• **Material to process**:
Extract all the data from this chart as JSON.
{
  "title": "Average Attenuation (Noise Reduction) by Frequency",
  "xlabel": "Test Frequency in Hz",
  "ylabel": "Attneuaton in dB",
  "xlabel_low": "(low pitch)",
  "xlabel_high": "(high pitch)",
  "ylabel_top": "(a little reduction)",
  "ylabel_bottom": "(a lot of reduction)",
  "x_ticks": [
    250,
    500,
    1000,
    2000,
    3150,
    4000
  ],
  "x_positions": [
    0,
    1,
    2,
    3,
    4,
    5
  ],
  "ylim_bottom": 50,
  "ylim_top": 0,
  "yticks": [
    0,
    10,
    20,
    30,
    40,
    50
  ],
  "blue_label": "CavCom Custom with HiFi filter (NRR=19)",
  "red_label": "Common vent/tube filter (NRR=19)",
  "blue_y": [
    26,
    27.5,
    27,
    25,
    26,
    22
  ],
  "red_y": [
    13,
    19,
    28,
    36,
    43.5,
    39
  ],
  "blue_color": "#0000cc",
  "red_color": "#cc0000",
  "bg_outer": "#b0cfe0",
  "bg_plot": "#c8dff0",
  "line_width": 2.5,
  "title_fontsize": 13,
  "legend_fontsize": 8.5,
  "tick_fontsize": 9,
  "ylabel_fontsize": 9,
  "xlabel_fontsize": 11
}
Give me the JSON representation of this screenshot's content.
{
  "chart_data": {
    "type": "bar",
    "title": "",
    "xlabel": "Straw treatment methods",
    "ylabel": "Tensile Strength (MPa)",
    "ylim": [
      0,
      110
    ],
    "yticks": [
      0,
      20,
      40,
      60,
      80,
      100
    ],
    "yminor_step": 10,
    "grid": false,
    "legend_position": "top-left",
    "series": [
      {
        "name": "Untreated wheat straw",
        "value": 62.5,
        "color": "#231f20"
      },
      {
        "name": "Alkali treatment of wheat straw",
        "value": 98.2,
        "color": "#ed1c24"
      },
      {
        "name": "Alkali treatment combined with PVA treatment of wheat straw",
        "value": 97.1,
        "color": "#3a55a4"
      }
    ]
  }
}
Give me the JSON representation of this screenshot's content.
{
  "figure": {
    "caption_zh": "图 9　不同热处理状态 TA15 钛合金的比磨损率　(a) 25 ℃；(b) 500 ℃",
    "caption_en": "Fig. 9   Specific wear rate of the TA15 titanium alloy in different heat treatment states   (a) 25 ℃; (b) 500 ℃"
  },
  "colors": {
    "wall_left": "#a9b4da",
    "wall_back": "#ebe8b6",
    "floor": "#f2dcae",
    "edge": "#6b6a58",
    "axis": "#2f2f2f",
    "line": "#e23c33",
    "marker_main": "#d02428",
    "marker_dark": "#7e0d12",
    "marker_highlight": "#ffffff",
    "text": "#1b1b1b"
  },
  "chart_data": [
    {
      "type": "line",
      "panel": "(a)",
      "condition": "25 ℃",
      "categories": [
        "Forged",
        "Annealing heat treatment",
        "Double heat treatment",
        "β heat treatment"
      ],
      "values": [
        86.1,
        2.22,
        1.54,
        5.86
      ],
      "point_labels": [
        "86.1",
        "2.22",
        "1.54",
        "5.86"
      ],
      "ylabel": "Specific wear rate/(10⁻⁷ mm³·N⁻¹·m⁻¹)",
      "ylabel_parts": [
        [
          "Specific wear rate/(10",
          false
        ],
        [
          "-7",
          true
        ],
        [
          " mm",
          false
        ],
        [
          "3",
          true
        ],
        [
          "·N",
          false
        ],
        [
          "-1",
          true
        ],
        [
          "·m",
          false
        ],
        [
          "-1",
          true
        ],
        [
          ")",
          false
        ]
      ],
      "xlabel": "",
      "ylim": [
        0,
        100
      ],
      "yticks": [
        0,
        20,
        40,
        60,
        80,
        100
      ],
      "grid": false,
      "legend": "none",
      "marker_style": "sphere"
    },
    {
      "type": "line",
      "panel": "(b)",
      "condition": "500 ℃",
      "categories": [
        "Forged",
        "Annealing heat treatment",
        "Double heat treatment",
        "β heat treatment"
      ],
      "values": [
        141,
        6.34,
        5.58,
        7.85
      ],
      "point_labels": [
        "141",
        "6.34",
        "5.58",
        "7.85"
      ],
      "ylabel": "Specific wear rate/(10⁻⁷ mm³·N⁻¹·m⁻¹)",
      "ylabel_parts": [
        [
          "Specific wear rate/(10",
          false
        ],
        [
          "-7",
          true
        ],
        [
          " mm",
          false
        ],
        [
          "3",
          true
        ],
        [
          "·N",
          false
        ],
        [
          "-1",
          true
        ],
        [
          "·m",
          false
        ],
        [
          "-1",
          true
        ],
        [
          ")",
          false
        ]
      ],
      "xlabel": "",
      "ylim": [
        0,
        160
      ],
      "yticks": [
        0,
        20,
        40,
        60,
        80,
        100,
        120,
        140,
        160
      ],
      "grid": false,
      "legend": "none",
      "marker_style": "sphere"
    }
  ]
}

• **Instruction**: Extract every entry in the listing word for word.

• **Exercise answer**:
Extract all the data from this chart as JSON.
{
  "title": "Average Attenuation (Noise Reduction) by Frequency",
  "xlabel": "Test Frequency in Hz",
  "ylabel": "Attneuaton in dB",
  "xlabel_low": "(low pitch)",
  "xlabel_high": "(high pitch)",
  "ylabel_top": "(a little reduction)",
  "ylabel_bottom": "(a lot of reduction)",
  "x_ticks": [
    250,
    500,
    1000,
    2000,
    3150,
    4000
  ],
  "x_positions": [
    0,
    1,
    2,
    3,
    4,
    5
  ],
  "ylim_bottom": 50,
  "ylim_top": 0,
  "yticks": [
    0,
    10,
    20,
    30,
    40,
    50
  ],
  "blue_label": "CavCom Custom with HiFi filter (NRR=19)",
  "red_label": "Common vent/tube filter (NRR=19)",
  "blue_y": [
    26,
    27.5,
    27,
    25,
    26,
    22
  ],
  "red_y": [
    13,
    19,
    28,
    36,
    43.5,
    39
  ],
  "blue_color": "#0000cc",
  "red_color": "#cc0000",
  "bg_outer": "#b0cfe0",
  "bg_plot": "#c8dff0",
  "line_width": 2.5,
  "title_fontsize": 13,
  "legend_fontsize": 8.5,
  "tick_fontsize": 9,
  "ylabel_fontsize": 9,
  "xlabel_fontsize": 11
}
Give me the JSON representation of this screenshot's content.
{
  "chart_data": {
    "type": "bar",
    "title": "",
    "xlabel": "Straw treatment methods",
    "ylabel": "Tensile Strength (MPa)",
    "ylim": [
      0,
      110
    ],
    "yticks": [
      0,
      20,
      40,
      60,
      80,
      100
    ],
    "yminor_step": 10,
    "grid": false,
    "legend_position": "top-left",
    "series": [
      {
        "name": "Untreated wheat straw",
        "value": 62.5,
        "color": "#231f20"
      },
      {
        "name": "Alkali treatment of wheat straw",
        "value": 98.2,
        "color": "#ed1c24"
      },
      {
        "name": "Alkali treatment combined with PVA treatment of wheat straw",
        "value": 97.1,
        "color": "#3a55a4"
      }
    ]
  }
}
Give me the JSON representation of this screenshot's content.
{
  "figure": {
    "caption_zh": "图 9　不同热处理状态 TA15 钛合金的比磨损率　(a) 25 ℃；(b) 500 ℃",
    "caption_en": "Fig. 9   Specific wear rate of the TA15 titanium alloy in different heat treatment states   (a) 25 ℃; (b) 500 ℃"
  },
  "colors": {
    "wall_left": "#a9b4da",
    "wall_back": "#ebe8b6",
    "floor": "#f2dcae",
    "edge": "#6b6a58",
    "axis": "#2f2f2f",
    "line": "#e23c33",
    "marker_main": "#d02428",
    "marker_dark": "#7e0d12",
    "marker_highlight": "#ffffff",
    "text": "#1b1b1b"
  },
  "chart_data": [
    {
      "type": "line",
      "panel": "(a)",
      "condition": "25 ℃",
      "categories": [
        "Forged",
        "Annealing heat treatment",
        "Double heat treatment",
        "β heat treatment"
      ],
      "values": [
        86.1,
        2.22,
        1.54,
        5.86
      ],
      "point_labels": [
        "86.1",
        "2.22",
        "1.54",
        "5.86"
      ],
      "ylabel": "Specific wear rate/(10⁻⁷ mm³·N⁻¹·m⁻¹)",
      "ylabel_parts": [
        [
          "Specific wear rate/(10",
          false
        ],
        [
          "-7",
          true
        ],
        [
          " mm",
          false
        ],
        [
          "3",
          true
        ],
        [
          "·N",
          false
        ],
        [
          "-1",
          true
        ],
        [
          "·m",
          false
        ],
        [
          "-1",
          true
        ],
        [
          ")",
          false
        ]
      ],
      "xlabel": "",
      "ylim": [
        0,
        100
      ],
      "yticks": [
        0,
        20,
        40,
        60,
        80,
        100
      ],
      "grid": false,
      "legend": "none",
      "marker_style": "sphere"
    },
    {
      "type": "line",
      "panel": "(b)",
      "condition": "500 ℃",
      "categories": [
        "Forged",
        "Annealing heat treatment",
        "Double heat treatment",
        "β heat treatment"
      ],
      "values": [
        141,
        6.34,
        5.58,
        7.85
      ],
      "point_labels": [
        "141",
        "6.34",
        "5.58",
        "7.85"
      ],
      "ylabel": "Specific wear rate/(10⁻⁷ mm³·N⁻¹·m⁻¹)",
      "ylabel_parts": [
        [
          "Specific wear rate/(10",
          false
        ],
        [
          "-7",
          true
        ],
        [
          " mm",
          false
        ],
        [
          "3",
          true
        ],
        [
          "·N",
          false
        ],
        [
          "-1",
          true
        ],
        [
          "·m",
          false
        ],
        [
          "-1",
          true
        ],
        [
          ")",
          false
        ]
      ],
      "xlabel": "",
      "ylim": [
        0,
        160
      ],
      "yticks": [
        0,
        20,
        40,
        60,
        80,
        100,
        120,
        140,
        160
      ],
      "grid": false,
      "legend": "none",
      "marker_style": "sphere"
    }
  ]
}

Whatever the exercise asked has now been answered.